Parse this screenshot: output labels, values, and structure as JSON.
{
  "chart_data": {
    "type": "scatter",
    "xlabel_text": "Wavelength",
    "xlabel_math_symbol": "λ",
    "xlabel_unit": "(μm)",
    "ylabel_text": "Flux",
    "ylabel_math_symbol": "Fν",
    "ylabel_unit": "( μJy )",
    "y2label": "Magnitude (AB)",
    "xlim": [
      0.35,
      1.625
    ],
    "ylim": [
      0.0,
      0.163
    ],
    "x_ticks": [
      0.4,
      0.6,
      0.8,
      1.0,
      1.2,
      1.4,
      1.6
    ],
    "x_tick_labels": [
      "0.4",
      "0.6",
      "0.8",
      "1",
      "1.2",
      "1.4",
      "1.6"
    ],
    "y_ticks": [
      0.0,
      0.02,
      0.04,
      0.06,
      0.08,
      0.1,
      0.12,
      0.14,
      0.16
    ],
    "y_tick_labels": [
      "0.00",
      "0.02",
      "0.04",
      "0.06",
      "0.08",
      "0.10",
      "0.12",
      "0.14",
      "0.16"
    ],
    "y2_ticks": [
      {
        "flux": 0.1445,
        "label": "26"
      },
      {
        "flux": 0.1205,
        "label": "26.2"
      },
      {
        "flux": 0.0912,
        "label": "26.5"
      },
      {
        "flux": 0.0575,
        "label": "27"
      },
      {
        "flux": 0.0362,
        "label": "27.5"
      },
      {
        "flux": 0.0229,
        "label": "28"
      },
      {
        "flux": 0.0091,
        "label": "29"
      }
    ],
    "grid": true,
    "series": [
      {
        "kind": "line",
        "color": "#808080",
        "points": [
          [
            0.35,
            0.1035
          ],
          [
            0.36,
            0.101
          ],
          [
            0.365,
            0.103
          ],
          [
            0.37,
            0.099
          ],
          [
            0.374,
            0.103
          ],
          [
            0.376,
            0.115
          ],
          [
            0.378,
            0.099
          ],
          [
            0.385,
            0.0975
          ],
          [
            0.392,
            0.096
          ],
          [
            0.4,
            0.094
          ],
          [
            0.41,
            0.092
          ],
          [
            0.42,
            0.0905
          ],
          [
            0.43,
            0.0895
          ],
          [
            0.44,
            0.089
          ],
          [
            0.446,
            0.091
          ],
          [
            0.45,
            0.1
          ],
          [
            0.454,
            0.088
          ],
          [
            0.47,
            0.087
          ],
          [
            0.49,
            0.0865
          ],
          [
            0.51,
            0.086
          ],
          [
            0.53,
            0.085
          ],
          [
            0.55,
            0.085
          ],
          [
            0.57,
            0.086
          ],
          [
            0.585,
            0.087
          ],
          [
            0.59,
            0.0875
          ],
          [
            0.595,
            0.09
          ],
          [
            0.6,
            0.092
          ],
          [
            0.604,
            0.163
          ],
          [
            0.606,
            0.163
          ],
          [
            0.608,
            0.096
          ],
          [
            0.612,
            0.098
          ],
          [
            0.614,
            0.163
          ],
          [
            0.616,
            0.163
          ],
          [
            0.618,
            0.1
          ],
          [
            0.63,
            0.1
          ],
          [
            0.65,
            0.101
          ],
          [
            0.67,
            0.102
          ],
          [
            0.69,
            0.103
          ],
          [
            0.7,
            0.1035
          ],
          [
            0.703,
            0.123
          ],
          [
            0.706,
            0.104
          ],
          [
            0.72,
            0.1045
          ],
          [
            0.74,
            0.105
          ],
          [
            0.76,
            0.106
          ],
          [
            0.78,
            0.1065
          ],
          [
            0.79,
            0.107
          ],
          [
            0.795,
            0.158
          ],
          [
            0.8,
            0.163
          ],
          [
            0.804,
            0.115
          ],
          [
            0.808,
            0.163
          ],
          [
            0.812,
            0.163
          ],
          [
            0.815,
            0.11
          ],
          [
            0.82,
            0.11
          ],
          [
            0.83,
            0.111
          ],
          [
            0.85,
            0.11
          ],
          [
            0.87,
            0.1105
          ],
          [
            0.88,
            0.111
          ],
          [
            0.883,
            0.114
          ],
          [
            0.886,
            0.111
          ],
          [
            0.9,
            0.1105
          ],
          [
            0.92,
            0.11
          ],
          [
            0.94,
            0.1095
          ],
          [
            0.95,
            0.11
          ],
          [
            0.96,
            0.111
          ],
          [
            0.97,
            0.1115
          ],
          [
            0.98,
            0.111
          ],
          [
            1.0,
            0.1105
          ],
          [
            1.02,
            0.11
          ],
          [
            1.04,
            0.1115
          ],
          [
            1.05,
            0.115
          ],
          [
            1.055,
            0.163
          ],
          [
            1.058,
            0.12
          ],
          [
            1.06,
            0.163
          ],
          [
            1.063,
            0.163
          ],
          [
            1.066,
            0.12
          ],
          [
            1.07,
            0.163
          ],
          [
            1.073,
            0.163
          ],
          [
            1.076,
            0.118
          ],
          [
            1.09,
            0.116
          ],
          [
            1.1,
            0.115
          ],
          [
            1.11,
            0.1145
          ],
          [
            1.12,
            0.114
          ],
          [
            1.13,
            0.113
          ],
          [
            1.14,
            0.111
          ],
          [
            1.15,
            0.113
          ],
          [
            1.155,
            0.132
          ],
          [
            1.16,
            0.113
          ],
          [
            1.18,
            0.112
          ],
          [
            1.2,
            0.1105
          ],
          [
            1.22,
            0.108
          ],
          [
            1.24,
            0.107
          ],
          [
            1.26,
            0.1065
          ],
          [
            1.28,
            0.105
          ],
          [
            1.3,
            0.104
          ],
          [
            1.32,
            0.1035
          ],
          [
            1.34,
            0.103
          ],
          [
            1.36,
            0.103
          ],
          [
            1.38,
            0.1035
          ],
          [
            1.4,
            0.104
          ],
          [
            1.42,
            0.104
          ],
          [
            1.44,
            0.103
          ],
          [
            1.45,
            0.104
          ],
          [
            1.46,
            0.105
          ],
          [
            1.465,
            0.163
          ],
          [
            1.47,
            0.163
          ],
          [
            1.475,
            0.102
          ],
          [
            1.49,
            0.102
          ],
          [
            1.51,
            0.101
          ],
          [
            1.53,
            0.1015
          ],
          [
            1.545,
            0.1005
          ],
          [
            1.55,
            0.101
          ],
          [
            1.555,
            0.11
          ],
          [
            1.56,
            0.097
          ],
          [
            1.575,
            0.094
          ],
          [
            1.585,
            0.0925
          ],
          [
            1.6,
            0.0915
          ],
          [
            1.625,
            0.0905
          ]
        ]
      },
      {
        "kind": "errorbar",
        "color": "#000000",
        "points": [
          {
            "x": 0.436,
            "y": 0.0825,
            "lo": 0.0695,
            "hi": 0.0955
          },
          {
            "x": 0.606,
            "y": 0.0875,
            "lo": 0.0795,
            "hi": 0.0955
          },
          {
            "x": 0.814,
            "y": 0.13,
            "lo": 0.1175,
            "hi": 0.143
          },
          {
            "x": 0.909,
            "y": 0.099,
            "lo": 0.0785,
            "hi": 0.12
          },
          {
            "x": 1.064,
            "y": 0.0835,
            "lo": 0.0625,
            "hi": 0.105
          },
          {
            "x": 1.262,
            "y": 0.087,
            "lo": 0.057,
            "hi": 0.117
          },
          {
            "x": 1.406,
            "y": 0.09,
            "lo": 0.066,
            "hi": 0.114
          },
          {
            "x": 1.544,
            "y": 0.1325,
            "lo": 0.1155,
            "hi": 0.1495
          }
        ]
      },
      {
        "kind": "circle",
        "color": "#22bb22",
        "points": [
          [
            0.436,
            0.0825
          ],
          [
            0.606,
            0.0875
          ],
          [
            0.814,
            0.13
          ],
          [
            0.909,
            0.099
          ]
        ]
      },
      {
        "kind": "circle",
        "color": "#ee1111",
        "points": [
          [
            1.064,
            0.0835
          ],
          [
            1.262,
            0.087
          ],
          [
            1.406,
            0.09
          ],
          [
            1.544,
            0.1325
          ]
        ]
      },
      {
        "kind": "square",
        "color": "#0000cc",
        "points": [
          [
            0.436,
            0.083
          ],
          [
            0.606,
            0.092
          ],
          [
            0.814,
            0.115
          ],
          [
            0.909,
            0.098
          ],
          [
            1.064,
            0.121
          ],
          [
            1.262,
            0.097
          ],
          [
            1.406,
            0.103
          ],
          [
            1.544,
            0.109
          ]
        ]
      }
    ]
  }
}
● ● ● ● ● ● ●
- TASK DETAILS -
Where does the word "kind" appear? Return each line that holds it.

- ANSWER TO THE PROBLEM -
        "kind": "line",
        "kind": "errorbar",
        "kind": "circle",
        "kind": "circle",
        "kind": "square",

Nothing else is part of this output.